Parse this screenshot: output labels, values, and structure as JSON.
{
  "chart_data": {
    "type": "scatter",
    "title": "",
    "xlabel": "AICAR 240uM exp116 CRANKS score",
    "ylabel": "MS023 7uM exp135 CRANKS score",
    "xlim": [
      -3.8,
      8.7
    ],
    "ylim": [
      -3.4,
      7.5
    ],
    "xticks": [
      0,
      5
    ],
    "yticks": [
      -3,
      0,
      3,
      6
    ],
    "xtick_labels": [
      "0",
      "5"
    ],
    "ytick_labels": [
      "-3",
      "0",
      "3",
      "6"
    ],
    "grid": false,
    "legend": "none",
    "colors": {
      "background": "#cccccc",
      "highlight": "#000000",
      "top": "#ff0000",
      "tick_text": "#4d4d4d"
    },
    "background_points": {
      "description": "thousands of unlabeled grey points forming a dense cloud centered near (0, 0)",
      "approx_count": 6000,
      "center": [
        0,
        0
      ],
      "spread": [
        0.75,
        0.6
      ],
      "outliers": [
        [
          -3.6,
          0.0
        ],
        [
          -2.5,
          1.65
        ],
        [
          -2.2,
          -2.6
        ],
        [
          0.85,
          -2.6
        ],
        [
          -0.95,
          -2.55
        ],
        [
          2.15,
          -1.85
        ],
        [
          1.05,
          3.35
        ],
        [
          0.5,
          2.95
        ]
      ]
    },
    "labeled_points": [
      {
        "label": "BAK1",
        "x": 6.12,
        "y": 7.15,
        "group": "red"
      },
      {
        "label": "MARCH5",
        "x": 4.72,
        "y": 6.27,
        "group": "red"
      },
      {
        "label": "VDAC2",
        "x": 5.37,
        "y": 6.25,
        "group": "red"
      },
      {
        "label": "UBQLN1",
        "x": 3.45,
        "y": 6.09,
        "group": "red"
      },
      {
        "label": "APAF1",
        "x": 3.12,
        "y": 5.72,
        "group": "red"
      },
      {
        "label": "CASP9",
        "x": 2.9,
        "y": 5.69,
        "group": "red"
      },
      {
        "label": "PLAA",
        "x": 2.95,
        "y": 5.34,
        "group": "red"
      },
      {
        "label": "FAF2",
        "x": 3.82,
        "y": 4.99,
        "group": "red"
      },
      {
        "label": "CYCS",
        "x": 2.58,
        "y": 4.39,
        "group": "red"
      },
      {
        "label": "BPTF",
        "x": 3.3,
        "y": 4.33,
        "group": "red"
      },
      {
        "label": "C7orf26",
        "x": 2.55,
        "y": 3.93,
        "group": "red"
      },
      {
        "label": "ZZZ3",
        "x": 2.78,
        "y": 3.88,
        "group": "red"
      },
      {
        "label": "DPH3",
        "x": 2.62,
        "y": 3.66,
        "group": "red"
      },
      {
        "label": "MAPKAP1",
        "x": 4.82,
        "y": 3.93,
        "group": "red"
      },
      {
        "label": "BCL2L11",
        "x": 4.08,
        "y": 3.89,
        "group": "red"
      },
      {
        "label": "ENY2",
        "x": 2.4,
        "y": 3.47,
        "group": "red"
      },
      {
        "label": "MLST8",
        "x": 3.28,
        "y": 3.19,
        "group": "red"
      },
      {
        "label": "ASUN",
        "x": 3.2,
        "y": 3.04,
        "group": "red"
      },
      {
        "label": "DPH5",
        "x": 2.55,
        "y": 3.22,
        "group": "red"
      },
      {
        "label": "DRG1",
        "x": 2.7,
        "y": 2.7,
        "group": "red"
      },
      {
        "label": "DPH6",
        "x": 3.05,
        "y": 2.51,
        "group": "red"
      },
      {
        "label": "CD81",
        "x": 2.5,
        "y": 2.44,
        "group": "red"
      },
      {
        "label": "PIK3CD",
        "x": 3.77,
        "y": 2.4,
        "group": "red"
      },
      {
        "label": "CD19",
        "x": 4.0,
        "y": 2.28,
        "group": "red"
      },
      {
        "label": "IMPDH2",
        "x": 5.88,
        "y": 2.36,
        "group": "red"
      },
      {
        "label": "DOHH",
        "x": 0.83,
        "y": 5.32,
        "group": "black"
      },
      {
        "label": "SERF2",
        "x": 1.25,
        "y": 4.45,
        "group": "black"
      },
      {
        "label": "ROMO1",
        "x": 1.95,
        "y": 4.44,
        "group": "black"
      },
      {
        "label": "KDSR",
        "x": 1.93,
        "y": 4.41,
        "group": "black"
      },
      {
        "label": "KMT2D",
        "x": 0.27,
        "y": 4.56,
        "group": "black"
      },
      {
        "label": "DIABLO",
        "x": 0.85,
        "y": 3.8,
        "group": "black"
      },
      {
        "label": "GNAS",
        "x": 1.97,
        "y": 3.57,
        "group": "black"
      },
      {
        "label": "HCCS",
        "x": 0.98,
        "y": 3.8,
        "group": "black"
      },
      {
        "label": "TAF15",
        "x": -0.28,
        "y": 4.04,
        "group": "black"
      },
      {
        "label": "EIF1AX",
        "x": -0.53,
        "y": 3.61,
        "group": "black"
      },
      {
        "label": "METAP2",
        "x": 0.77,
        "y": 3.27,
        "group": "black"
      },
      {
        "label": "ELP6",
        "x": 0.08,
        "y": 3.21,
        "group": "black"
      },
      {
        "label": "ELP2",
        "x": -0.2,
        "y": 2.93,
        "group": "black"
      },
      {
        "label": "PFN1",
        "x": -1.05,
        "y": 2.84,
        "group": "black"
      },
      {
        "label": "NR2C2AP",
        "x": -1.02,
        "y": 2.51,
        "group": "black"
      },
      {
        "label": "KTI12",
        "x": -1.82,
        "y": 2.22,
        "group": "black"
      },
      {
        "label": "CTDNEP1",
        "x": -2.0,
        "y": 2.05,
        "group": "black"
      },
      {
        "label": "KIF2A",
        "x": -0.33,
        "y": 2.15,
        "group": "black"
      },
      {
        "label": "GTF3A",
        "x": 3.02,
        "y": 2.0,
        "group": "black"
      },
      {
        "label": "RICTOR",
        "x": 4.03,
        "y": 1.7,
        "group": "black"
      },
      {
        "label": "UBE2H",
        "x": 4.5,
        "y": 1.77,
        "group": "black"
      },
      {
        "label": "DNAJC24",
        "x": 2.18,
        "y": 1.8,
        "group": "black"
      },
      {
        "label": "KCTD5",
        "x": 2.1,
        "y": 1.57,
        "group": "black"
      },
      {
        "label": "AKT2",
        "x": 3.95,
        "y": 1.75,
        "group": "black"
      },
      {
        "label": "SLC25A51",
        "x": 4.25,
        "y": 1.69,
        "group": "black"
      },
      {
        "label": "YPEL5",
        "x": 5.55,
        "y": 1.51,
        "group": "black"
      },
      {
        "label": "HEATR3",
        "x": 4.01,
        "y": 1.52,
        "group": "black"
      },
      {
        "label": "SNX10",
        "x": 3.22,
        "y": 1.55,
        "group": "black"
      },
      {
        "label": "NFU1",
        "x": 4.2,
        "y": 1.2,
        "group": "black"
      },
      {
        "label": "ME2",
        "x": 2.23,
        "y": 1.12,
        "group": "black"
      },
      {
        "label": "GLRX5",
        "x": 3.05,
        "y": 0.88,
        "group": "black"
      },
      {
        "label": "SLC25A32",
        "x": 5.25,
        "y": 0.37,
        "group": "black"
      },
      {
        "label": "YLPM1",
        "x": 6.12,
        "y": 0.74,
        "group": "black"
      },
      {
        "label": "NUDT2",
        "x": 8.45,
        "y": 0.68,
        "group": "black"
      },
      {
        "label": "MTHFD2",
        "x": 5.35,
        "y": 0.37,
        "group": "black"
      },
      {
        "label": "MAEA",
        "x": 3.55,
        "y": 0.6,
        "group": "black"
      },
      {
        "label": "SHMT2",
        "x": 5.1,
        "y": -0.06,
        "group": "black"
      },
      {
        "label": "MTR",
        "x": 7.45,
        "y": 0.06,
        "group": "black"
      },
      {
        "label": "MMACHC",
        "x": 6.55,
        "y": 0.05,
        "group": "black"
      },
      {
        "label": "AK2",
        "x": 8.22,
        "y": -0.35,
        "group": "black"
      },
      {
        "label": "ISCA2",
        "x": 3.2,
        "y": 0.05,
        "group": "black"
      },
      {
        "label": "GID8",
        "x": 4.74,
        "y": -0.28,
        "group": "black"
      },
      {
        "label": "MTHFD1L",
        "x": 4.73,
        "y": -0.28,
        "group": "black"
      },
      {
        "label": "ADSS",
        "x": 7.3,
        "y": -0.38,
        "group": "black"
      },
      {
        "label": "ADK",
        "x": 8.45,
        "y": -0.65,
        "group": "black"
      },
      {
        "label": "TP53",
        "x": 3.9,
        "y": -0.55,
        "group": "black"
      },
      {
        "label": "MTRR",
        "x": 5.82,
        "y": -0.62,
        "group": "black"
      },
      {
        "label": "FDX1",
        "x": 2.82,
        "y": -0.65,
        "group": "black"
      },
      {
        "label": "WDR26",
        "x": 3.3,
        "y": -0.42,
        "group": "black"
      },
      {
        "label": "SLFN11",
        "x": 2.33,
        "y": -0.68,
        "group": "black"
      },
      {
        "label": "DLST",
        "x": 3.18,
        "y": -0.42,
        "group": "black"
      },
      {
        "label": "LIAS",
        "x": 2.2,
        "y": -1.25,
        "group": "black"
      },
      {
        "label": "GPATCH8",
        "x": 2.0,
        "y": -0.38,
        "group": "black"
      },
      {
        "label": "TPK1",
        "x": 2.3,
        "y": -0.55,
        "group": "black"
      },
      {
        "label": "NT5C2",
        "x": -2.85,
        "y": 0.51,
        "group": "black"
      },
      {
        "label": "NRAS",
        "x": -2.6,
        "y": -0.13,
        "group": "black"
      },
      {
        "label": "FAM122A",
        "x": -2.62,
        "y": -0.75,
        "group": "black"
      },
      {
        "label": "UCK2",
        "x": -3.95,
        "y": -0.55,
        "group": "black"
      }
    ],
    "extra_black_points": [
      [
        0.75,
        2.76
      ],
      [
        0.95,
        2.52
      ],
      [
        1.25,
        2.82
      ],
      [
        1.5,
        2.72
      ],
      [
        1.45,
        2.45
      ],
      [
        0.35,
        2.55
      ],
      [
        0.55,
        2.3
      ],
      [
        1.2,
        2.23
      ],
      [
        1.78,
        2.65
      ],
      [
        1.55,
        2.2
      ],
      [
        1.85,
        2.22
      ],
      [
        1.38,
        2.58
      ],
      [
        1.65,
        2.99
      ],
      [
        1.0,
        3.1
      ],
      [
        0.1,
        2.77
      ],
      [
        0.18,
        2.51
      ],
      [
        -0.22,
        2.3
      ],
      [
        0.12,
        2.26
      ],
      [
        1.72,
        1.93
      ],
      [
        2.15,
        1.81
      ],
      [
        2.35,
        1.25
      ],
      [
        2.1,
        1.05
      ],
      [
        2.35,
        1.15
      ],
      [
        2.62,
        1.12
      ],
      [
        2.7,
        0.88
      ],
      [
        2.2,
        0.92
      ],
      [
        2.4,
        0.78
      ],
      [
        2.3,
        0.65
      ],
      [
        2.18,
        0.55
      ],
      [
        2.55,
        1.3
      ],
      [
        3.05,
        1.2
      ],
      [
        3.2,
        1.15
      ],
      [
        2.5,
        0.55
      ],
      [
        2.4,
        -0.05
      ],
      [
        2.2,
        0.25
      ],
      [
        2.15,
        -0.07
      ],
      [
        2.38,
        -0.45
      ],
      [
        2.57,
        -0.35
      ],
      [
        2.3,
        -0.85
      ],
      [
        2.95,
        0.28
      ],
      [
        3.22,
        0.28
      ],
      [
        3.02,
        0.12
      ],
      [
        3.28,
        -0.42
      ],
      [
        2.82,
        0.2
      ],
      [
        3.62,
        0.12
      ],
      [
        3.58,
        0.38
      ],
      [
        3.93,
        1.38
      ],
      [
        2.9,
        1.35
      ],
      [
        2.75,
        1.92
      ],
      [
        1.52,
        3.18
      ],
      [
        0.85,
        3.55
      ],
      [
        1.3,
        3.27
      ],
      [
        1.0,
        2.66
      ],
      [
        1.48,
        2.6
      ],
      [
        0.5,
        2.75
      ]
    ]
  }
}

———

Give the number of lines in the entries above that include the string "CRANKS". No other output is expected.

2